▶ _SET TASK_:
Rewrite the lines below, putting "saved-link" wherever "bookmark-item" appears and leaving everything else as it is.

▶ _INPUT DATA_:
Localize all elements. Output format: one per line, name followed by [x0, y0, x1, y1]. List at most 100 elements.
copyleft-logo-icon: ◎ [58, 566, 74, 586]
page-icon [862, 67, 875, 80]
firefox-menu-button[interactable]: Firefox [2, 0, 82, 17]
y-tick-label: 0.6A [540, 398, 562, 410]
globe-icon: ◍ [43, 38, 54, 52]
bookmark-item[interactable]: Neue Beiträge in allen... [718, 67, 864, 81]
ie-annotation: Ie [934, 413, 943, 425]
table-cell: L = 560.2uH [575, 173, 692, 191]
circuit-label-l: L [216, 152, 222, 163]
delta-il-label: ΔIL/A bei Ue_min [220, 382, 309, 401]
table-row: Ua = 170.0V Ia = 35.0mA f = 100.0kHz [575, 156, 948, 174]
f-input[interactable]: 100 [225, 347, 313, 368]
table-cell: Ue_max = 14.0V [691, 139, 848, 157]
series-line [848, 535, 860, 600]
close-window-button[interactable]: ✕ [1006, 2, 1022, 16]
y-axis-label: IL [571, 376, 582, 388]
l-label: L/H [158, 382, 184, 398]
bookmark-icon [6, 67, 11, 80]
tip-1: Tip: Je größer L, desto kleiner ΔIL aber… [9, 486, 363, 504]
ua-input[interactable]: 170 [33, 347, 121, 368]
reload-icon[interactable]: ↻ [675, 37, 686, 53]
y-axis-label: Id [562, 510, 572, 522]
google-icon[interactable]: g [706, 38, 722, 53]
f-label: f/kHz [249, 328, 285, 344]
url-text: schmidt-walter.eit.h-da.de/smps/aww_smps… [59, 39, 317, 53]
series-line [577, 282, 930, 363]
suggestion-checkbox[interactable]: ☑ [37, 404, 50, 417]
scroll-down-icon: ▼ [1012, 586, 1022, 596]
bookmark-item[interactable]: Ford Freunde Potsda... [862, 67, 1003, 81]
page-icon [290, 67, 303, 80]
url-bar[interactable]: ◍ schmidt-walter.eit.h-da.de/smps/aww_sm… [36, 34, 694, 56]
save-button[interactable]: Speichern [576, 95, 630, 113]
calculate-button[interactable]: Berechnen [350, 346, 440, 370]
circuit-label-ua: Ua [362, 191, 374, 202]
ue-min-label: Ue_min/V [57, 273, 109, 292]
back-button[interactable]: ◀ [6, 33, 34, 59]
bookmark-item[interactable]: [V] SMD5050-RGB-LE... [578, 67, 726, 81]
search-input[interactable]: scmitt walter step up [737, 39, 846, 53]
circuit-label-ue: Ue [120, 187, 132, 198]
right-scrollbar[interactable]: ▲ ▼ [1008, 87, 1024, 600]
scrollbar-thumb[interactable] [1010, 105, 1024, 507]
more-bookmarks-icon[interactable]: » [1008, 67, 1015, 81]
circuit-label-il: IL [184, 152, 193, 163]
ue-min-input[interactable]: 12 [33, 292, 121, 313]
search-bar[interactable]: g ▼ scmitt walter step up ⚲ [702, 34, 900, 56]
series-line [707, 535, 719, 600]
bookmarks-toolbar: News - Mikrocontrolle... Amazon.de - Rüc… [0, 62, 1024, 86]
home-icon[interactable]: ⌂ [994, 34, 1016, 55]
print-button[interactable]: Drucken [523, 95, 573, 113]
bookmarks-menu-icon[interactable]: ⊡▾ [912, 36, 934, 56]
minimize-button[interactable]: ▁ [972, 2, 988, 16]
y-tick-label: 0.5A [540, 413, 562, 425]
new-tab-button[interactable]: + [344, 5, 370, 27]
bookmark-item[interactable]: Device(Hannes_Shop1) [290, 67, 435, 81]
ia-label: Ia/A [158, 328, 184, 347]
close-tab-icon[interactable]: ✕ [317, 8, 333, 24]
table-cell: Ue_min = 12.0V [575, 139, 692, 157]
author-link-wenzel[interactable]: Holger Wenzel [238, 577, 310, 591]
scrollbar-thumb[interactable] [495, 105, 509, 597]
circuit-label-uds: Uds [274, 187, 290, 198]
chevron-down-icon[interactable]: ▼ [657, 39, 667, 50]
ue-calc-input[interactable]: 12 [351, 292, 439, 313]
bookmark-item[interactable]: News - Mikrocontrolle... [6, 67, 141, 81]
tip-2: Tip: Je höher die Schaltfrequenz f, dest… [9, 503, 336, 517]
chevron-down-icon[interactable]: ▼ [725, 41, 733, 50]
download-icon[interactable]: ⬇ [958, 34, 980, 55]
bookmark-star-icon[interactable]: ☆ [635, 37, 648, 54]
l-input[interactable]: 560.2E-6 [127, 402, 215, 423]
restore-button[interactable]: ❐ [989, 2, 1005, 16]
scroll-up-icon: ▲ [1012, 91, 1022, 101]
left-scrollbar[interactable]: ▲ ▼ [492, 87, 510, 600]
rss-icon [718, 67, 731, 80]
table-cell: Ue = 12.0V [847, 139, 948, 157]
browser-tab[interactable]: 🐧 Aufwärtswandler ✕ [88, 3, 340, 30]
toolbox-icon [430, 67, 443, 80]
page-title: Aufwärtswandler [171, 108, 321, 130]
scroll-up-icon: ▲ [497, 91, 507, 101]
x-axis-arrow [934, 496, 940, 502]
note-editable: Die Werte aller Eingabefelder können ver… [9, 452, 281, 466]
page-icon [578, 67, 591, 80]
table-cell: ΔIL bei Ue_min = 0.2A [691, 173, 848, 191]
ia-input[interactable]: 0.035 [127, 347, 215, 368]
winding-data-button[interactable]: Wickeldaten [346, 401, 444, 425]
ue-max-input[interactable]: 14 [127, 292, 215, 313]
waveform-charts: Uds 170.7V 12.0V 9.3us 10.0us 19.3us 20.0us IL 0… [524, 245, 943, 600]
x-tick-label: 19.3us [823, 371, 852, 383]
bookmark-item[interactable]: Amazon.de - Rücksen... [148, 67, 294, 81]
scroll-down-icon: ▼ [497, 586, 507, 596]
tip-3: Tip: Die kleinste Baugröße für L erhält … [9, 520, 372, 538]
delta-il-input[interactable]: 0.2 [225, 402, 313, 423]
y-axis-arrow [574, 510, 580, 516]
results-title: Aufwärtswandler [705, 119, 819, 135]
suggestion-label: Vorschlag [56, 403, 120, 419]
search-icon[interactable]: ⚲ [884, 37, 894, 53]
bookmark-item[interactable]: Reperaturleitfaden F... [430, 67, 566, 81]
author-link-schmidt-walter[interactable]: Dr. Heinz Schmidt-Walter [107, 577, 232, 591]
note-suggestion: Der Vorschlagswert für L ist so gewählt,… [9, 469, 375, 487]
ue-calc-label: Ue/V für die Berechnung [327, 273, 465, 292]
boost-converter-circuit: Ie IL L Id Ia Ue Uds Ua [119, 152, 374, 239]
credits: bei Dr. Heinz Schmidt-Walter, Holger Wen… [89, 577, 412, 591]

▶ _TASK RESULT_:
Localize all elements. Output format: one per line, name followed by [x0, y0, x1, y1]. List at most 100 elements.
copyleft-logo-icon: ◎ [58, 566, 74, 586]
page-icon [862, 67, 875, 80]
firefox-menu-button[interactable]: Firefox [2, 0, 82, 17]
y-tick-label: 0.6A [540, 398, 562, 410]
globe-icon: ◍ [43, 38, 54, 52]
saved-link[interactable]: Neue Beiträge in allen... [718, 67, 864, 81]
ie-annotation: Ie [934, 413, 943, 425]
table-cell: L = 560.2uH [575, 173, 692, 191]
circuit-label-l: L [216, 152, 222, 163]
delta-il-label: ΔIL/A bei Ue_min [220, 382, 309, 401]
table-row: Ua = 170.0V Ia = 35.0mA f = 100.0kHz [575, 156, 948, 174]
f-input[interactable]: 100 [225, 347, 313, 368]
table-cell: Ue_max = 14.0V [691, 139, 848, 157]
series-line [848, 535, 860, 600]
close-window-button[interactable]: ✕ [1006, 2, 1022, 16]
y-axis-label: IL [571, 376, 582, 388]
l-label: L/H [158, 382, 184, 398]
bookmark-icon [6, 67, 11, 80]
tip-1: Tip: Je größer L, desto kleiner ΔIL aber… [9, 486, 363, 504]
ua-input[interactable]: 170 [33, 347, 121, 368]
reload-icon[interactable]: ↻ [675, 37, 686, 53]
y-axis-label: Id [562, 510, 572, 522]
google-icon[interactable]: g [706, 38, 722, 53]
f-label: f/kHz [249, 328, 285, 344]
url-text: schmidt-walter.eit.h-da.de/smps/aww_smps… [59, 39, 317, 53]
series-line [577, 282, 930, 363]
suggestion-checkbox[interactable]: ☑ [37, 404, 50, 417]
scroll-down-icon: ▼ [1012, 586, 1022, 596]
saved-link[interactable]: Ford Freunde Potsda... [862, 67, 1003, 81]
page-icon [290, 67, 303, 80]
url-bar[interactable]: ◍ schmidt-walter.eit.h-da.de/smps/aww_sm… [36, 34, 694, 56]
save-button[interactable]: Speichern [576, 95, 630, 113]
calculate-button[interactable]: Berechnen [350, 346, 440, 370]
circuit-label-ua: Ua [362, 191, 374, 202]
ue-min-label: Ue_min/V [57, 273, 109, 292]
back-button[interactable]: ◀ [6, 33, 34, 59]
saved-link[interactable]: [V] SMD5050-RGB-LE... [578, 67, 726, 81]
search-input[interactable]: scmitt walter step up [737, 39, 846, 53]
circuit-label-ue: Ue [120, 187, 132, 198]
right-scrollbar[interactable]: ▲ ▼ [1008, 87, 1024, 600]
scrollbar-thumb[interactable] [1010, 105, 1024, 507]
more-bookmarks-icon[interactable]: » [1008, 67, 1015, 81]
circuit-label-il: IL [184, 152, 193, 163]
ue-min-input[interactable]: 12 [33, 292, 121, 313]
search-bar[interactable]: g ▼ scmitt walter step up ⚲ [702, 34, 900, 56]
series-line [707, 535, 719, 600]
bookmarks-toolbar: News - Mikrocontrolle... Amazon.de - Rüc… [0, 62, 1024, 86]
home-icon[interactable]: ⌂ [994, 34, 1016, 55]
print-button[interactable]: Drucken [523, 95, 573, 113]
bookmarks-menu-icon[interactable]: ⊡▾ [912, 36, 934, 56]
minimize-button[interactable]: ▁ [972, 2, 988, 16]
y-tick-label: 0.5A [540, 413, 562, 425]
new-tab-button[interactable]: + [344, 5, 370, 27]
saved-link[interactable]: Device(Hannes_Shop1) [290, 67, 435, 81]
ia-label: Ia/A [158, 328, 184, 347]
close-tab-icon[interactable]: ✕ [317, 8, 333, 24]
table-cell: Ue_min = 12.0V [575, 139, 692, 157]
author-link-wenzel[interactable]: Holger Wenzel [238, 577, 310, 591]
scrollbar-thumb[interactable] [495, 105, 509, 597]
circuit-label-uds: Uds [274, 187, 290, 198]
chevron-down-icon[interactable]: ▼ [657, 39, 667, 50]
ue-calc-input[interactable]: 12 [351, 292, 439, 313]
saved-link[interactable]: News - Mikrocontrolle... [6, 67, 141, 81]
tip-2: Tip: Je höher die Schaltfrequenz f, dest… [9, 503, 336, 517]
chevron-down-icon[interactable]: ▼ [725, 41, 733, 50]
download-icon[interactable]: ⬇ [958, 34, 980, 55]
bookmark-star-icon[interactable]: ☆ [635, 37, 648, 54]
l-input[interactable]: 560.2E-6 [127, 402, 215, 423]
restore-button[interactable]: ❐ [989, 2, 1005, 16]
scroll-up-icon: ▲ [1012, 91, 1022, 101]
left-scrollbar[interactable]: ▲ ▼ [492, 87, 510, 600]
rss-icon [718, 67, 731, 80]
table-cell: Ue = 12.0V [847, 139, 948, 157]
browser-tab[interactable]: 🐧 Aufwärtswandler ✕ [88, 3, 340, 30]
toolbox-icon [430, 67, 443, 80]
page-title: Aufwärtswandler [171, 108, 321, 130]
scroll-up-icon: ▲ [497, 91, 507, 101]
x-axis-arrow [934, 496, 940, 502]
note-editable: Die Werte aller Eingabefelder können ver… [9, 452, 281, 466]
page-icon [578, 67, 591, 80]
table-cell: ΔIL bei Ue_min = 0.2A [691, 173, 848, 191]
ia-input[interactable]: 0.035 [127, 347, 215, 368]
winding-data-button[interactable]: Wickeldaten [346, 401, 444, 425]
ue-max-input[interactable]: 14 [127, 292, 215, 313]
waveform-charts: Uds 170.7V 12.0V 9.3us 10.0us 19.3us 20.0us IL 0… [524, 245, 943, 600]
x-tick-label: 19.3us [823, 371, 852, 383]
saved-link[interactable]: Amazon.de - Rücksen... [148, 67, 294, 81]
scroll-down-icon: ▼ [497, 586, 507, 596]
tip-3: Tip: Die kleinste Baugröße für L erhält … [9, 520, 372, 538]
delta-il-input[interactable]: 0.2 [225, 402, 313, 423]
y-axis-arrow [574, 510, 580, 516]
results-title: Aufwärtswandler [705, 119, 819, 135]
suggestion-label: Vorschlag [56, 403, 120, 419]
search-icon[interactable]: ⚲ [884, 37, 894, 53]
saved-link[interactable]: Reperaturleitfaden F... [430, 67, 566, 81]
author-link-schmidt-walter[interactable]: Dr. Heinz Schmidt-Walter [107, 577, 232, 591]
note-suggestion: Der Vorschlagswert für L ist so gewählt,… [9, 469, 375, 487]
ue-calc-label: Ue/V für die Berechnung [327, 273, 465, 292]
boost-converter-circuit: Ie IL L Id Ia Ue Uds Ua [119, 152, 374, 239]
credits: bei Dr. Heinz Schmidt-Walter, Holger Wen… [89, 577, 412, 591]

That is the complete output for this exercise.